Determine how many lines of the entries contain "signal". Reply with that number alone.

[BEGIN Exercise materials]

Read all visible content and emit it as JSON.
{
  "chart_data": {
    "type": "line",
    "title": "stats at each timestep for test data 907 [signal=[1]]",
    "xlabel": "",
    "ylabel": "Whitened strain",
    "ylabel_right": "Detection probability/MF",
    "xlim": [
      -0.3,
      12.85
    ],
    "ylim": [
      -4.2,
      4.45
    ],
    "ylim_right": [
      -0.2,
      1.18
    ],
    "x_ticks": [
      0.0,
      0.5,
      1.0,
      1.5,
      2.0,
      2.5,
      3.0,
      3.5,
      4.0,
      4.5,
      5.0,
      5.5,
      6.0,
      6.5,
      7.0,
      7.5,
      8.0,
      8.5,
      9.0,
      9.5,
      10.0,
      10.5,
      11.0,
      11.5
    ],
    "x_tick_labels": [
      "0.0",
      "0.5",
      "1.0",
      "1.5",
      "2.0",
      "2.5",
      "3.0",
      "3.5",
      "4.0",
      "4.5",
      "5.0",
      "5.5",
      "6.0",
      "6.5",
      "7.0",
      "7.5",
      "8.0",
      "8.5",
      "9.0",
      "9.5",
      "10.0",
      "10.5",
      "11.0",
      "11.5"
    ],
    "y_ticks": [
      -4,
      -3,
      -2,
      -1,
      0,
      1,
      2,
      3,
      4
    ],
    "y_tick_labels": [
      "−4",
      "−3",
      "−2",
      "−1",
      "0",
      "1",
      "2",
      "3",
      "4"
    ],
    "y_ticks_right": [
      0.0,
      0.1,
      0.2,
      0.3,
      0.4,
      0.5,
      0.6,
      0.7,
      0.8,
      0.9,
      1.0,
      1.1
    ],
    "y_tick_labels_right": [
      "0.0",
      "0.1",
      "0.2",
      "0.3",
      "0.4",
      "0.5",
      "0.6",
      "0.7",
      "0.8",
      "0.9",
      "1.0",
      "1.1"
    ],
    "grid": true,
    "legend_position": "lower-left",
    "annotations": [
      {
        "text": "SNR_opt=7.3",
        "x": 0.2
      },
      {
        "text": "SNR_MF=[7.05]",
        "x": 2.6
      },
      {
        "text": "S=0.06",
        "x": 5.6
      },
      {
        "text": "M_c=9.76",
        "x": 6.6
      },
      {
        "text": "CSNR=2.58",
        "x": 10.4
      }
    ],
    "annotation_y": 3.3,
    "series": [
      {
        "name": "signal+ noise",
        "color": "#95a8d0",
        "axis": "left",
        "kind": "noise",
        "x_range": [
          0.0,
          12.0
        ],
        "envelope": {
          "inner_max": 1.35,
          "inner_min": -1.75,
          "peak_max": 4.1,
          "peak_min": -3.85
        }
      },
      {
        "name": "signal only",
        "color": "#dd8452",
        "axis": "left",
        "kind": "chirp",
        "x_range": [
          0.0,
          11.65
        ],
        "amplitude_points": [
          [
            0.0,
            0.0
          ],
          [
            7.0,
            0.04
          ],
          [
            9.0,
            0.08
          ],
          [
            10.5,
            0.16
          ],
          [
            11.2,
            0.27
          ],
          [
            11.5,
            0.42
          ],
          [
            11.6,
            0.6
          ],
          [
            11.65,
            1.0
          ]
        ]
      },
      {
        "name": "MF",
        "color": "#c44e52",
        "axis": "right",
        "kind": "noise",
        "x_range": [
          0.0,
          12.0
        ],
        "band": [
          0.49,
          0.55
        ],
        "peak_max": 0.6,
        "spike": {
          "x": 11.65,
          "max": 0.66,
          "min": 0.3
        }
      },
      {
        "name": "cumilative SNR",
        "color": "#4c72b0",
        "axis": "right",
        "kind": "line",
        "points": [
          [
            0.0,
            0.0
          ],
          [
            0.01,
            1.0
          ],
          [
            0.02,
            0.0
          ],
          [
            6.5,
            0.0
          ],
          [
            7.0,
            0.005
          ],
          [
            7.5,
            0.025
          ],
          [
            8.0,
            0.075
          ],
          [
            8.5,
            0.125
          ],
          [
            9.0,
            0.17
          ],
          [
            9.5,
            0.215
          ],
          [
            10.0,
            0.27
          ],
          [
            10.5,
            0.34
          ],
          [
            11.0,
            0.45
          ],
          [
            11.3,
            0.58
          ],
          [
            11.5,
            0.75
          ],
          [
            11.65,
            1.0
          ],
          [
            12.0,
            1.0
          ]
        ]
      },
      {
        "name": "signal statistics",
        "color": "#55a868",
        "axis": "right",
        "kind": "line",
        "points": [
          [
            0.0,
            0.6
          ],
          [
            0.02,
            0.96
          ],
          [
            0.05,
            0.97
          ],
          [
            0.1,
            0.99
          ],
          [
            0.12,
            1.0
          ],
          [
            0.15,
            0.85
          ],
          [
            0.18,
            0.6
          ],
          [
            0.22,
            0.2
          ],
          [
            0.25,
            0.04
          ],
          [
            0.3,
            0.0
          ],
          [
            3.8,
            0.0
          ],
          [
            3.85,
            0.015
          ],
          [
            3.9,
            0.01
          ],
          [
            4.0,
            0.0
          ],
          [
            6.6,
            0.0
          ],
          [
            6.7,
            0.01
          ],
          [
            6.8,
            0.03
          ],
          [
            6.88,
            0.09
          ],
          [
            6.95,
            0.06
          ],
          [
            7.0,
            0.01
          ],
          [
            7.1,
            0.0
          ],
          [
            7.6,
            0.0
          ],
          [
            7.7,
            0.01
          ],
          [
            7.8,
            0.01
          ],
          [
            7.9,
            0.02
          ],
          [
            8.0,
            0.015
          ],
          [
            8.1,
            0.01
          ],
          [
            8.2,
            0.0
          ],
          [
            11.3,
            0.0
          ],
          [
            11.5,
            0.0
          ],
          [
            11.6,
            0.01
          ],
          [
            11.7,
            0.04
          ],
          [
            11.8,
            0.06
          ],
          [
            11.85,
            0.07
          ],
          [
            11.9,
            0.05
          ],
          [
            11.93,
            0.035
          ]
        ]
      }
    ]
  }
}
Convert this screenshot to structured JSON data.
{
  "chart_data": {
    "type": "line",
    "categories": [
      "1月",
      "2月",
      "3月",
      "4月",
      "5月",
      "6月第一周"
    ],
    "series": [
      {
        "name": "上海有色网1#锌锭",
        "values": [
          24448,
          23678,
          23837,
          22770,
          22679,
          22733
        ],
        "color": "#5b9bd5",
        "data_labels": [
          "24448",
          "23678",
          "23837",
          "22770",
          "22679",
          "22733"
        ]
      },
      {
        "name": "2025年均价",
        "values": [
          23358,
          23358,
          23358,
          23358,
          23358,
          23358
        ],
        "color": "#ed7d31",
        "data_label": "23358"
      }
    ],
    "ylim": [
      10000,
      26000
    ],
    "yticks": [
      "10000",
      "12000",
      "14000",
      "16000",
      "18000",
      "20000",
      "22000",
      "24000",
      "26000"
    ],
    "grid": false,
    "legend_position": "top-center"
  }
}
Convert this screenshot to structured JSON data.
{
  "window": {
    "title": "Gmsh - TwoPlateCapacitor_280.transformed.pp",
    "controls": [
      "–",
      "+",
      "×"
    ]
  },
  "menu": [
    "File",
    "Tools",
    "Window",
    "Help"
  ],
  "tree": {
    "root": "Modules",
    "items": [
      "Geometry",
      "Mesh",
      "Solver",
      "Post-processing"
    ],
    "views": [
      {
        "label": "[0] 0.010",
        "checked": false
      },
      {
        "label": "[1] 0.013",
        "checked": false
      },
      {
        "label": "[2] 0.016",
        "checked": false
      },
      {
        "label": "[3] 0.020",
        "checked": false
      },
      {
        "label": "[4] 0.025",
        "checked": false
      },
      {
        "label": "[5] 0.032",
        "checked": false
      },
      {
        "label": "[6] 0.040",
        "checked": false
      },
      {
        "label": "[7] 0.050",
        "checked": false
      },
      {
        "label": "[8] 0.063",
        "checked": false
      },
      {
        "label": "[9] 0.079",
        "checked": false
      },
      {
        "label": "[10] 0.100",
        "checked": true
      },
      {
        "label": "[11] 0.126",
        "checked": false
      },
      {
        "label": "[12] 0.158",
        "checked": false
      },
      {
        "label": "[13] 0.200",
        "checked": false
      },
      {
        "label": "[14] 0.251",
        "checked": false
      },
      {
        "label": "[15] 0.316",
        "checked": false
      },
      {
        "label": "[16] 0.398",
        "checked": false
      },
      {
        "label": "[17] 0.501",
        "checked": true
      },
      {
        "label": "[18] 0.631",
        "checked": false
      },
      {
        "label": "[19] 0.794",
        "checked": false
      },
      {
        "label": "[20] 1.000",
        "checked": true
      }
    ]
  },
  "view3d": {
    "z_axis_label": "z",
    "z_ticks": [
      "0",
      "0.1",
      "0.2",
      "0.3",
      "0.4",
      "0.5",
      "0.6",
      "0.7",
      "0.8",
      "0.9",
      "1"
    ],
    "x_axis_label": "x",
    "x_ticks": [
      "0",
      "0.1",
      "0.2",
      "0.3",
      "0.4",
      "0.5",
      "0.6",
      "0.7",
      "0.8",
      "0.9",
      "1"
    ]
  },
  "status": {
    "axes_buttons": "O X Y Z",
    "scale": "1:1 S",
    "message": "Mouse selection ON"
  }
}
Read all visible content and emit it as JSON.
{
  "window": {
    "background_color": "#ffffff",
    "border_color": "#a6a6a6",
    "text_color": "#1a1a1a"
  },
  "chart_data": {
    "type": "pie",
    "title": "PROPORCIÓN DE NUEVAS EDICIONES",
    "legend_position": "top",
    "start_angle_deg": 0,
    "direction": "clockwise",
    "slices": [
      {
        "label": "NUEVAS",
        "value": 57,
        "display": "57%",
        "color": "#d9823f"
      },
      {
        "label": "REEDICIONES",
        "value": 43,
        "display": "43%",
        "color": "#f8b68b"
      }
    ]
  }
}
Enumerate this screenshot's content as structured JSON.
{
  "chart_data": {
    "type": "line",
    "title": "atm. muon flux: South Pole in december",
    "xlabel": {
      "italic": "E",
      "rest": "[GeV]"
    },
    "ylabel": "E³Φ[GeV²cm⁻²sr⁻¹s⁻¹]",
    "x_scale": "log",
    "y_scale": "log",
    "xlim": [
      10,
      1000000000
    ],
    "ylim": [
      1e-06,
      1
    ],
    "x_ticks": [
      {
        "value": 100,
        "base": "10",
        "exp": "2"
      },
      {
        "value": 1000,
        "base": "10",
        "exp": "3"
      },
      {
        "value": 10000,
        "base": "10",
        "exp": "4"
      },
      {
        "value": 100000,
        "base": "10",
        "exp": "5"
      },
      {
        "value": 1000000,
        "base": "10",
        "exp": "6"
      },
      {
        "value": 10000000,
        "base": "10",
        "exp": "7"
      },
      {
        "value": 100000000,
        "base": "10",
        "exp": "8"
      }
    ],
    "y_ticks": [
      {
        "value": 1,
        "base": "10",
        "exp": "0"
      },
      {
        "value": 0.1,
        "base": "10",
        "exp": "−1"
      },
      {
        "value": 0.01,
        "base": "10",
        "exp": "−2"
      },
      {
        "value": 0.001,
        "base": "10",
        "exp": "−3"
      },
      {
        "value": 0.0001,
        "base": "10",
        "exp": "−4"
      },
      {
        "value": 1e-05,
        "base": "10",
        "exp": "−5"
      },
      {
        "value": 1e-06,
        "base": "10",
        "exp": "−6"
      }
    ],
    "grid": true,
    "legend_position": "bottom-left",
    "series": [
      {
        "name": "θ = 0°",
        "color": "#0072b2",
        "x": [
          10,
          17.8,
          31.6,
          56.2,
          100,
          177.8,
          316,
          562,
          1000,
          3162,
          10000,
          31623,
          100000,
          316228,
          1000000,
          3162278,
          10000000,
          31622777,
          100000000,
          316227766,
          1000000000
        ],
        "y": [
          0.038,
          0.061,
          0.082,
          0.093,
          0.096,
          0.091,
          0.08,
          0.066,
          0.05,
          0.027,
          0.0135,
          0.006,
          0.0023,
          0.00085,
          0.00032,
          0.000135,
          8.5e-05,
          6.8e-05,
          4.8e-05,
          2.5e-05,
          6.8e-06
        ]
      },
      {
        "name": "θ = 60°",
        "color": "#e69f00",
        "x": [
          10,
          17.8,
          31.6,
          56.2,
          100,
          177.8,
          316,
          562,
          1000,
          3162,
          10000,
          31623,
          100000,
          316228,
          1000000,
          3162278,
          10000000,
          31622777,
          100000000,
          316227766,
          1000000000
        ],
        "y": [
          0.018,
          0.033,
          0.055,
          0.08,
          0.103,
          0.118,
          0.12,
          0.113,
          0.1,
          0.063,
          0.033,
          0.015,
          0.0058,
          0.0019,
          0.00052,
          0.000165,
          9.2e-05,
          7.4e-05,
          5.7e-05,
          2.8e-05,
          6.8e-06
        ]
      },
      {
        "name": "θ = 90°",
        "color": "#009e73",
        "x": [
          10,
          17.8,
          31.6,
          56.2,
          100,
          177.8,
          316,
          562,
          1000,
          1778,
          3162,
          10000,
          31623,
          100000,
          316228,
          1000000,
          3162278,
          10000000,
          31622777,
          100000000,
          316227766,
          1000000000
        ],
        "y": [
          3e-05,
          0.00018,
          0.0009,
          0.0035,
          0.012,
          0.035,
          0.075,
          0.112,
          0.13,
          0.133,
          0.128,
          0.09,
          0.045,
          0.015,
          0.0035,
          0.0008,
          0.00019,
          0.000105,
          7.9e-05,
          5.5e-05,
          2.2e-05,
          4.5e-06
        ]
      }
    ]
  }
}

[END Exercise materials]

Result of the task >> 4